### CHALLENGES
1 > Rewrite the cigar-aging thread from "Working on it." up to and including "am just smoking.", substituting "handful" for "bunch".
2 > In the cigar-aging thread, why did terrasco put about four boxes of cigars down to age this summer?
## BEGIN SOURCE PASSAGE
My experience will be of absolutely no use to Colin. It was only the last couple of years that I realized what a magnificent difference age made in fine cigars. This summer I put down about four boxes of cigars to age.

If you haven't had an aged, fine cigar, it is impossible to communicate the difference. I had always thought the age issue was snobbishness and "one-upmanship", perhaps even a marketing gimmick. It isn't. Age can really make a huge difference in a cigar.

Of course there are always some cigars that nothing can help...


----------



## Research-Colin-cl (May 17, 2007)

terrasco said:


> My experience will be of absolutely no use to Colin. It was only the last couple of years that I realized what a magnificent difference age made in fine cigars. This summer I put down about four boxes of cigars to age.
> 
> If you haven't had an aged, fine cigar, it is impossible to communicate the difference. I had always thought the age issue was snobbishness and "one-upmanship", perhaps even a marketing gimmick. It isn't. Age can really make a huge difference in a cigar.
> 
> Of course there are always some cigars that nothing can help...


Very well said. As you have discovered, there is really something unique about an aged cigar. Keep on aging your cigars. I (and everyone else) will be curious to hear how your cigars turn out. What cigars did you decide to put away?


----------



## Toasted Coastie (Feb 16, 2008)

Working on it. Aging a box of VSG Enchantments, Tatuaje Noellas, Illusione #2's, Aurora 1495 Cameroons, a bunch of Liberty's (from every year, just got in some 2002's to complete the collection), and everything else I am just smoking.
## END SOURCE PASSAGE
## BEGIN INFORMATION SUPPLIED
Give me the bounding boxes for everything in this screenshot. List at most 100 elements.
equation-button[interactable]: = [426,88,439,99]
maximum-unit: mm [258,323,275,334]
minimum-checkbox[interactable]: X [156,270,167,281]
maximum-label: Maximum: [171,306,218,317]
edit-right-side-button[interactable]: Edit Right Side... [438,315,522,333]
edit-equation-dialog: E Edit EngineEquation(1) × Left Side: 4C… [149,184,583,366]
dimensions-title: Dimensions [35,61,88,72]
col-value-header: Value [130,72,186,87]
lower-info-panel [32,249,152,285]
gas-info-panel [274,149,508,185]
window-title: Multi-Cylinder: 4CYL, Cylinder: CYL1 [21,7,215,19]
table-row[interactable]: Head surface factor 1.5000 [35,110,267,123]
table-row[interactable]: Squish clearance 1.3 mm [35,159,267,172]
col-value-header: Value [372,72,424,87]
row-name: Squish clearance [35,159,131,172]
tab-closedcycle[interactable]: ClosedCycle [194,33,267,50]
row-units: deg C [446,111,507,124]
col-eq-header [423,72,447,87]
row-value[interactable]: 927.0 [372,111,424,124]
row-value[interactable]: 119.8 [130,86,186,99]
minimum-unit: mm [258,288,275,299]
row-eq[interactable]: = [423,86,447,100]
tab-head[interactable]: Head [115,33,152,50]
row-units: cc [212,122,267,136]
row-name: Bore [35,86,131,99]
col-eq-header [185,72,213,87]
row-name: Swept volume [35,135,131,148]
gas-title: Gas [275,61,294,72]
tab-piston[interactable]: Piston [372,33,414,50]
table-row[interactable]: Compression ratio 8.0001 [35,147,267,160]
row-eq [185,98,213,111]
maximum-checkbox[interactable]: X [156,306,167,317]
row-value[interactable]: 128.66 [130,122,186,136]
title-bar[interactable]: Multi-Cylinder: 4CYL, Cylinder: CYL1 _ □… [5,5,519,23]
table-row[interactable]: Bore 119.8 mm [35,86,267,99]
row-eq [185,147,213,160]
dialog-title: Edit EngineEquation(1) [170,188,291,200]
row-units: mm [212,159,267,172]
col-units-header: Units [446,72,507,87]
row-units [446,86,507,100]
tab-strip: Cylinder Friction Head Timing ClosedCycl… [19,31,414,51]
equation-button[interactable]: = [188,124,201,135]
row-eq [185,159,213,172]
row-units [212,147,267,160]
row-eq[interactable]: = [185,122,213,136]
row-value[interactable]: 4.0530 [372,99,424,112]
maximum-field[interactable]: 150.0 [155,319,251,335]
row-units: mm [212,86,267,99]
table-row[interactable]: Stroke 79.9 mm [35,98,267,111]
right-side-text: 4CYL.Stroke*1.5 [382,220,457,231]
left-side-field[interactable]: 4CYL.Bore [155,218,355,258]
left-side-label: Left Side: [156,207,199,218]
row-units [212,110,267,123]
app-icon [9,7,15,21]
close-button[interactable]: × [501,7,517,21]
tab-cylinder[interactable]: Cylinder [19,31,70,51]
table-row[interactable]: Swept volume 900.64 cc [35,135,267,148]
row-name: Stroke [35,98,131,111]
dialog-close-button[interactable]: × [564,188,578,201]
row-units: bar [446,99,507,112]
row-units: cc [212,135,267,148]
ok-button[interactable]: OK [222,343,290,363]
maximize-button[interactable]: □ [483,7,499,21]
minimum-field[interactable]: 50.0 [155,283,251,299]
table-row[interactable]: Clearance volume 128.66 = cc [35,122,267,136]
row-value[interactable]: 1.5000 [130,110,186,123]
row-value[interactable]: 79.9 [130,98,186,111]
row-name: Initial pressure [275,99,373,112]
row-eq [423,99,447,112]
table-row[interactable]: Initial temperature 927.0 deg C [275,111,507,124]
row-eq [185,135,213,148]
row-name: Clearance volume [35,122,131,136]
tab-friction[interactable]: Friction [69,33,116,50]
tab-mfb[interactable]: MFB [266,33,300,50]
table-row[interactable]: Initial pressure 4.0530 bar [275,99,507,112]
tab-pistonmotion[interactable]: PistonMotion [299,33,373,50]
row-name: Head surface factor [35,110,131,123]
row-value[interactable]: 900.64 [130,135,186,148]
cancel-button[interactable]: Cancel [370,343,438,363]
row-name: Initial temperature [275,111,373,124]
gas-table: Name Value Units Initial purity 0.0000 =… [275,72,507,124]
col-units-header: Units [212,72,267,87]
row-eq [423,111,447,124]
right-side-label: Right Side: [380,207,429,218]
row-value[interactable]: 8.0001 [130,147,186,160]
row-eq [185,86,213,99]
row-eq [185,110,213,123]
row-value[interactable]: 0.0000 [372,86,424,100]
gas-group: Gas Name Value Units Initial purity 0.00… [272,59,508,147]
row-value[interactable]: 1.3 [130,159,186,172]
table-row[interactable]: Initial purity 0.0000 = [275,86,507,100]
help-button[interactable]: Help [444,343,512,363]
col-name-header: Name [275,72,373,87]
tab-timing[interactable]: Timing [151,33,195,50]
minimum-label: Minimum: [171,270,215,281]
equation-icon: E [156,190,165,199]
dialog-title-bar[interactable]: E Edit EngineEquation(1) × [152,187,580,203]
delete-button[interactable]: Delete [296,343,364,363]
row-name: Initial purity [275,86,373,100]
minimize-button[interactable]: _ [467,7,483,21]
## END INFORMATION SUPPLIED
### SOLUTION SET
1 >
Working on it. Aging a box of VSG Enchantments, Tatuaje Noellas, Illusione #2's, Aurora 1495 Cameroons, a handful of Liberty's (from every year, just got in some 2002's to complete the collection), and everything else I am just smoking.

2 > Over the last couple of years, terrasco had come to realize what a magnificent difference age made in fine cigars. terrasco had earlier thought the age issue was snobbishness or a marketing gimmick but found that age can make a huge difference in a cigar.